*Problem requirements*
Using the listing below, give the number of lines where "following" appears, and nothing else.

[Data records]
============================================================

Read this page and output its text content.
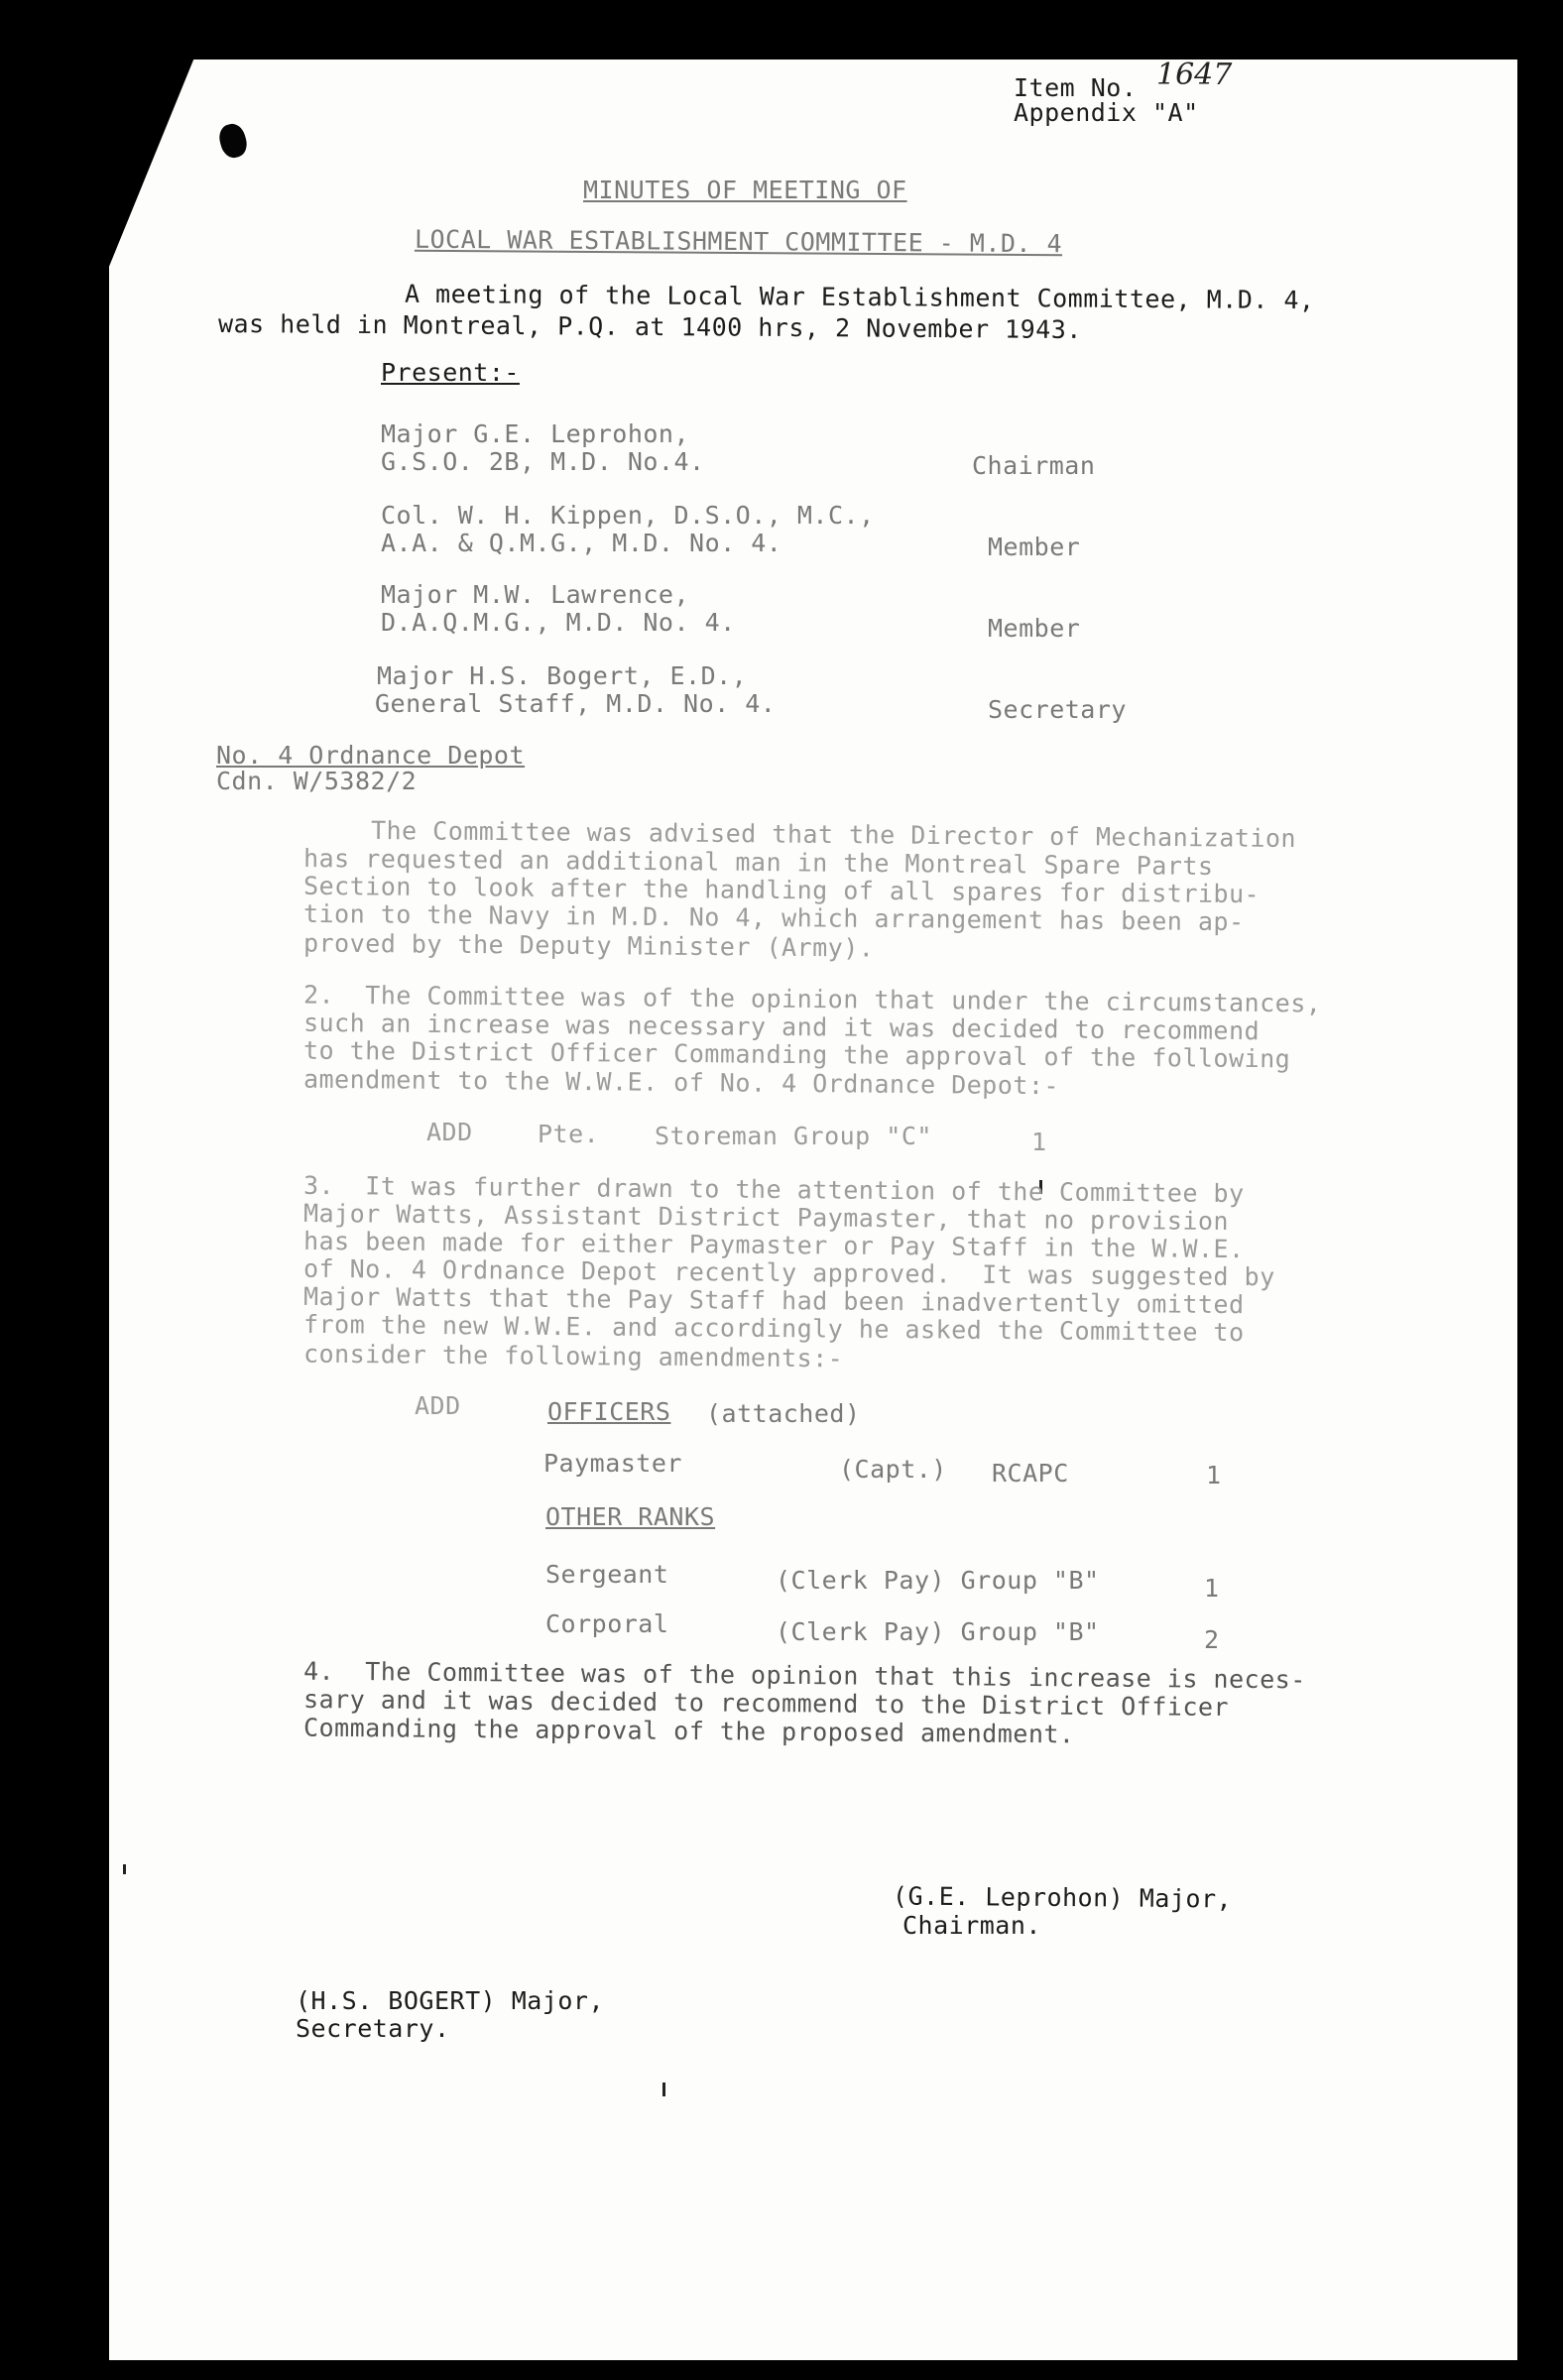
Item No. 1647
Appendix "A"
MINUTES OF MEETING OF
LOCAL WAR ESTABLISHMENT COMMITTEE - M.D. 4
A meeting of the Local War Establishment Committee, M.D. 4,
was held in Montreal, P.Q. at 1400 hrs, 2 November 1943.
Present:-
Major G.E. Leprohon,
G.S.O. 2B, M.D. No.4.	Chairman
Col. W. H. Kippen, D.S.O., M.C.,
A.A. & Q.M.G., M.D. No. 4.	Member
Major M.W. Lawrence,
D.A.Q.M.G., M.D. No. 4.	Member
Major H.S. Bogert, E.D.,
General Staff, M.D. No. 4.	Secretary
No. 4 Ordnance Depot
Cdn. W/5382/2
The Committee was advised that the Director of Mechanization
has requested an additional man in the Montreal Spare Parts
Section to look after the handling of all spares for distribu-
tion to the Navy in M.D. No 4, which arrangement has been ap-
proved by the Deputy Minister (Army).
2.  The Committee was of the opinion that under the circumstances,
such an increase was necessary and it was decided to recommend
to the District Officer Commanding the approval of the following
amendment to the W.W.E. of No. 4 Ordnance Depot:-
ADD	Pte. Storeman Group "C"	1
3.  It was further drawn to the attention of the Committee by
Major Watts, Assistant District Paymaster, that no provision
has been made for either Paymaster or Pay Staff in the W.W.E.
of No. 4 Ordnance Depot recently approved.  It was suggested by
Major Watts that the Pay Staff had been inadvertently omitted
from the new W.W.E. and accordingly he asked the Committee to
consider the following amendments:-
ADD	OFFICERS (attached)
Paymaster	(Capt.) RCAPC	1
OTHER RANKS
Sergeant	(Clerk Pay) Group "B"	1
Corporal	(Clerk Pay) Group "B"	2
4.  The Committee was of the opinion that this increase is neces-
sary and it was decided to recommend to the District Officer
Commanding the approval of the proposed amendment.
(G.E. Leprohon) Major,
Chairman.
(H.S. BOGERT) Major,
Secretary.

============================================================

*Answer for the task*
2